_TASK ITEM_: Reproduce the full set of records that follow, exactly as shown.

Stored data entries:

—————

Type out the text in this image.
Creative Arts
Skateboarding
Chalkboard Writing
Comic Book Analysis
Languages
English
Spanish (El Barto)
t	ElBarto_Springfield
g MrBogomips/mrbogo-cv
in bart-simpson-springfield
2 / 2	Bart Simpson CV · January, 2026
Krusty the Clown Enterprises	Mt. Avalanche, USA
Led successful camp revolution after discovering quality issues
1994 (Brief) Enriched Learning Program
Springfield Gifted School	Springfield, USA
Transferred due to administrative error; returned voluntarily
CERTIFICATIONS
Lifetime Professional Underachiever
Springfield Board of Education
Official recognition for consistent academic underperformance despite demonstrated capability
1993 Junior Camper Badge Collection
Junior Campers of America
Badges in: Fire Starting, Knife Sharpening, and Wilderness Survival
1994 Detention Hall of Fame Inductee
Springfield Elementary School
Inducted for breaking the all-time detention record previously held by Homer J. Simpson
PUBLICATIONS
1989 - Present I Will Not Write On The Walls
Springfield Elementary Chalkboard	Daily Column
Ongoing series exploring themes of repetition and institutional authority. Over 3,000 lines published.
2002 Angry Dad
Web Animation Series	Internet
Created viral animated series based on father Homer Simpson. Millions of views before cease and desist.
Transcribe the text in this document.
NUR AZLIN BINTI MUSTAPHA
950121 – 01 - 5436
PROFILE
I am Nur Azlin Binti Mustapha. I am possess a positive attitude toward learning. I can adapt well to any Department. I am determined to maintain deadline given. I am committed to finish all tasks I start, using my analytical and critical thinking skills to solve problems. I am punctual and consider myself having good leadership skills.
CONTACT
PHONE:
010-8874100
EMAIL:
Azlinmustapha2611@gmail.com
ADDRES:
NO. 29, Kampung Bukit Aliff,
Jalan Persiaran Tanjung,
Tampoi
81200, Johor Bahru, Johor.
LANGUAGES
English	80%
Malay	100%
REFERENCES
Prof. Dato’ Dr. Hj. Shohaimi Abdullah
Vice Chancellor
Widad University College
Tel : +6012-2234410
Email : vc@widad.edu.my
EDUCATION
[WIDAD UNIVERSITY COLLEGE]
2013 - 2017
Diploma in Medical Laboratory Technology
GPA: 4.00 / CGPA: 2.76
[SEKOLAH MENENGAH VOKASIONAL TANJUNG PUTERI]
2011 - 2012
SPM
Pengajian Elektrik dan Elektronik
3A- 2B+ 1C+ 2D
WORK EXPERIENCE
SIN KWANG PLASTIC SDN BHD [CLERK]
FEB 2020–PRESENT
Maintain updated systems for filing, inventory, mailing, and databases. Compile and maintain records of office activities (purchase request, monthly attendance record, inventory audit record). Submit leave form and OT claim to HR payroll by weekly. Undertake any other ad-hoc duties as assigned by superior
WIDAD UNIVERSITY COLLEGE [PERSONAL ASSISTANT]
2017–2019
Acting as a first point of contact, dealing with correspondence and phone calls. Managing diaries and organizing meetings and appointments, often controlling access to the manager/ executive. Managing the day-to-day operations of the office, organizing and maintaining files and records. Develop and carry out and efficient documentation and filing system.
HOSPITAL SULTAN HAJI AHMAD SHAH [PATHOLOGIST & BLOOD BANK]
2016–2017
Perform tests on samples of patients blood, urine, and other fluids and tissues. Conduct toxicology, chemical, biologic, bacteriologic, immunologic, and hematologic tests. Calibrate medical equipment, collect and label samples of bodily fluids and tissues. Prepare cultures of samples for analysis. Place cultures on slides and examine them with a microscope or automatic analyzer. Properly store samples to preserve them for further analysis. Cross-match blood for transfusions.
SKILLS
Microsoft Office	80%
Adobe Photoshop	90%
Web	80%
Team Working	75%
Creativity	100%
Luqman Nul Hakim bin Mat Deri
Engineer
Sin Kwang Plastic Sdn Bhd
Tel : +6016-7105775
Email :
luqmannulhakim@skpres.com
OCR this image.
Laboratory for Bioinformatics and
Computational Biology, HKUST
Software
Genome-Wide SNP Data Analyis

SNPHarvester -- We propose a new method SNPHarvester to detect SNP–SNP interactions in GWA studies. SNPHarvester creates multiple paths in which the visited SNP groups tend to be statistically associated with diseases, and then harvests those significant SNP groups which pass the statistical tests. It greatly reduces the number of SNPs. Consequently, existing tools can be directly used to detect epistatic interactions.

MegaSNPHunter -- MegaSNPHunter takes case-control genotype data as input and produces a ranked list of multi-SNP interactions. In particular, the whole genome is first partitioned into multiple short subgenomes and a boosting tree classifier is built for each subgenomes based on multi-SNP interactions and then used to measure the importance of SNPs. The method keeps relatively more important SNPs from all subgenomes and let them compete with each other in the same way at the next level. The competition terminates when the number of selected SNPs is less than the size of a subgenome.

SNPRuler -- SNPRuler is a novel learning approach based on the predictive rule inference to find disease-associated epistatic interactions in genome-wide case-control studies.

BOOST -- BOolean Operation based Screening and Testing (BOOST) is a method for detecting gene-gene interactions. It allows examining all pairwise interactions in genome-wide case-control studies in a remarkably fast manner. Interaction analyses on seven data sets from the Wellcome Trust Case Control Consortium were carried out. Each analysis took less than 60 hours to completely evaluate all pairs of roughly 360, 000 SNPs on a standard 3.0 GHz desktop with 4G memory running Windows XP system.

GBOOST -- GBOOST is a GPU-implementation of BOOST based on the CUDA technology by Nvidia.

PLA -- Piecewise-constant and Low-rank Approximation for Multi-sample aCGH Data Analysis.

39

—————

_EXERCISE OUTPUT_:
Type out the text in this image.
Creative Arts
Skateboarding
Chalkboard Writing
Comic Book Analysis
Languages
English
Spanish (El Barto)
t	ElBarto_Springfield
g MrBogomips/mrbogo-cv
in bart-simpson-springfield
2 / 2	Bart Simpson CV · January, 2026
Krusty the Clown Enterprises	Mt. Avalanche, USA
Led successful camp revolution after discovering quality issues
1994 (Brief) Enriched Learning Program
Springfield Gifted School	Springfield, USA
Transferred due to administrative error; returned voluntarily
CERTIFICATIONS
Lifetime Professional Underachiever
Springfield Board of Education
Official recognition for consistent academic underperformance despite demonstrated capability
1993 Junior Camper Badge Collection
Junior Campers of America
Badges in: Fire Starting, Knife Sharpening, and Wilderness Survival
1994 Detention Hall of Fame Inductee
Springfield Elementary School
Inducted for breaking the all-time detention record previously held by Homer J. Simpson
PUBLICATIONS
1989 - Present I Will Not Write On The Walls
Springfield Elementary Chalkboard	Daily Column
Ongoing series exploring themes of repetition and institutional authority. Over 3,000 lines published.
2002 Angry Dad
Web Animation Series	Internet
Created viral animated series based on father Homer Simpson. Millions of views before cease and desist.
Transcribe the text in this document.
NUR AZLIN BINTI MUSTAPHA
950121 – 01 - 5436
PROFILE
I am Nur Azlin Binti Mustapha. I am possess a positive attitude toward learning. I can adapt well to any Department. I am determined to maintain deadline given. I am committed to finish all tasks I start, using my analytical and critical thinking skills to solve problems. I am punctual and consider myself having good leadership skills.
CONTACT
PHONE:
010-8874100
EMAIL:
Azlinmustapha2611@gmail.com
ADDRES:
NO. 29, Kampung Bukit Aliff,
Jalan Persiaran Tanjung,
Tampoi
81200, Johor Bahru, Johor.
LANGUAGES
English	80%
Malay	100%
REFERENCES
Prof. Dato’ Dr. Hj. Shohaimi Abdullah
Vice Chancellor
Widad University College
Tel : +6012-2234410
Email : vc@widad.edu.my
EDUCATION
[WIDAD UNIVERSITY COLLEGE]
2013 - 2017
Diploma in Medical Laboratory Technology
GPA: 4.00 / CGPA: 2.76
[SEKOLAH MENENGAH VOKASIONAL TANJUNG PUTERI]
2011 - 2012
SPM
Pengajian Elektrik dan Elektronik
3A- 2B+ 1C+ 2D
WORK EXPERIENCE
SIN KWANG PLASTIC SDN BHD [CLERK]
FEB 2020–PRESENT
Maintain updated systems for filing, inventory, mailing, and databases. Compile and maintain records of office activities (purchase request, monthly attendance record, inventory audit record). Submit leave form and OT claim to HR payroll by weekly. Undertake any other ad-hoc duties as assigned by superior
WIDAD UNIVERSITY COLLEGE [PERSONAL ASSISTANT]
2017–2019
Acting as a first point of contact, dealing with correspondence and phone calls. Managing diaries and organizing meetings and appointments, often controlling access to the manager/ executive. Managing the day-to-day operations of the office, organizing and maintaining files and records. Develop and carry out and efficient documentation and filing system.
HOSPITAL SULTAN HAJI AHMAD SHAH [PATHOLOGIST & BLOOD BANK]
2016–2017
Perform tests on samples of patients blood, urine, and other fluids and tissues. Conduct toxicology, chemical, biologic, bacteriologic, immunologic, and hematologic tests. Calibrate medical equipment, collect and label samples of bodily fluids and tissues. Prepare cultures of samples for analysis. Place cultures on slides and examine them with a microscope or automatic analyzer. Properly store samples to preserve them for further analysis. Cross-match blood for transfusions.
SKILLS
Microsoft Office	80%
Adobe Photoshop	90%
Web	80%
Team Working	75%
Creativity	100%
Luqman Nul Hakim bin Mat Deri
Engineer
Sin Kwang Plastic Sdn Bhd
Tel : +6016-7105775
Email :
luqmannulhakim@skpres.com
OCR this image.
Laboratory for Bioinformatics and
Computational Biology, HKUST
Software
Genome-Wide SNP Data Analyis

SNPHarvester -- We propose a new method SNPHarvester to detect SNP–SNP interactions in GWA studies. SNPHarvester creates multiple paths in which the visited SNP groups tend to be statistically associated with diseases, and then harvests those significant SNP groups which pass the statistical tests. It greatly reduces the number of SNPs. Consequently, existing tools can be directly used to detect epistatic interactions.

MegaSNPHunter -- MegaSNPHunter takes case-control genotype data as input and produces a ranked list of multi-SNP interactions. In particular, the whole genome is first partitioned into multiple short subgenomes and a boosting tree classifier is built for each subgenomes based on multi-SNP interactions and then used to measure the importance of SNPs. The method keeps relatively more important SNPs from all subgenomes and let them compete with each other in the same way at the next level. The competition terminates when the number of selected SNPs is less than the size of a subgenome.

SNPRuler -- SNPRuler is a novel learning approach based on the predictive rule inference to find disease-associated epistatic interactions in genome-wide case-control studies.

BOOST -- BOolean Operation based Screening and Testing (BOOST) is a method for detecting gene-gene interactions. It allows examining all pairwise interactions in genome-wide case-control studies in a remarkably fast manner. Interaction analyses on seven data sets from the Wellcome Trust Case Control Consortium were carried out. Each analysis took less than 60 hours to completely evaluate all pairs of roughly 360, 000 SNPs on a standard 3.0 GHz desktop with 4G memory running Windows XP system.

GBOOST -- GBOOST is a GPU-implementation of BOOST based on the CUDA technology by Nvidia.

PLA -- Piecewise-constant and Low-rank Approximation for Multi-sample aCGH Data Analysis.

39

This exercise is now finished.